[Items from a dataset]
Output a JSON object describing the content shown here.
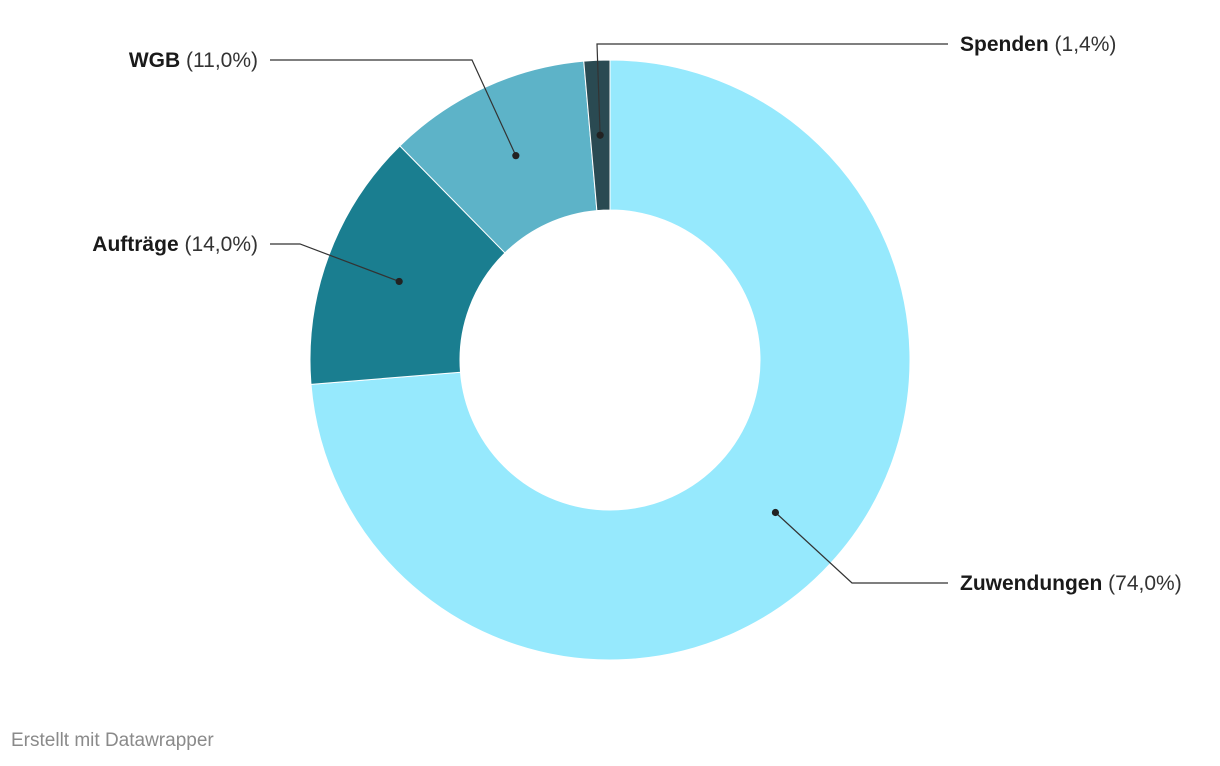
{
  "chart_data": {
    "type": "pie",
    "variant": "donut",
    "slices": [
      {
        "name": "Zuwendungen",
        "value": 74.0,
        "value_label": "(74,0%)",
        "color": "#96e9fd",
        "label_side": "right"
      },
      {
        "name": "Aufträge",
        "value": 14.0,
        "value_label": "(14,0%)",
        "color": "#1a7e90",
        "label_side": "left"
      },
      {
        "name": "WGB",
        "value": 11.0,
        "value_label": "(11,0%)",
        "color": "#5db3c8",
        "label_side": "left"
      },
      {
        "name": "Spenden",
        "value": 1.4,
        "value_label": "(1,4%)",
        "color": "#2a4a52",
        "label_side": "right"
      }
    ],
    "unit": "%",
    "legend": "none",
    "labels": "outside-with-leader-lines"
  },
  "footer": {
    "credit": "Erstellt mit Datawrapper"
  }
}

## INSTRUCTIONS FOR THE TASK
Quote all the lines above exactly as given. Do not include the pictures.

## SOLVED EXERCISE
Output a JSON object describing the content shown here.
{
  "chart_data": {
    "type": "pie",
    "variant": "donut",
    "slices": [
      {
        "name": "Zuwendungen",
        "value": 74.0,
        "value_label": "(74,0%)",
        "color": "#96e9fd",
        "label_side": "right"
      },
      {
        "name": "Aufträge",
        "value": 14.0,
        "value_label": "(14,0%)",
        "color": "#1a7e90",
        "label_side": "left"
      },
      {
        "name": "WGB",
        "value": 11.0,
        "value_label": "(11,0%)",
        "color": "#5db3c8",
        "label_side": "left"
      },
      {
        "name": "Spenden",
        "value": 1.4,
        "value_label": "(1,4%)",
        "color": "#2a4a52",
        "label_side": "right"
      }
    ],
    "unit": "%",
    "legend": "none",
    "labels": "outside-with-leader-lines"
  },
  "footer": {
    "credit": "Erstellt mit Datawrapper"
  }
}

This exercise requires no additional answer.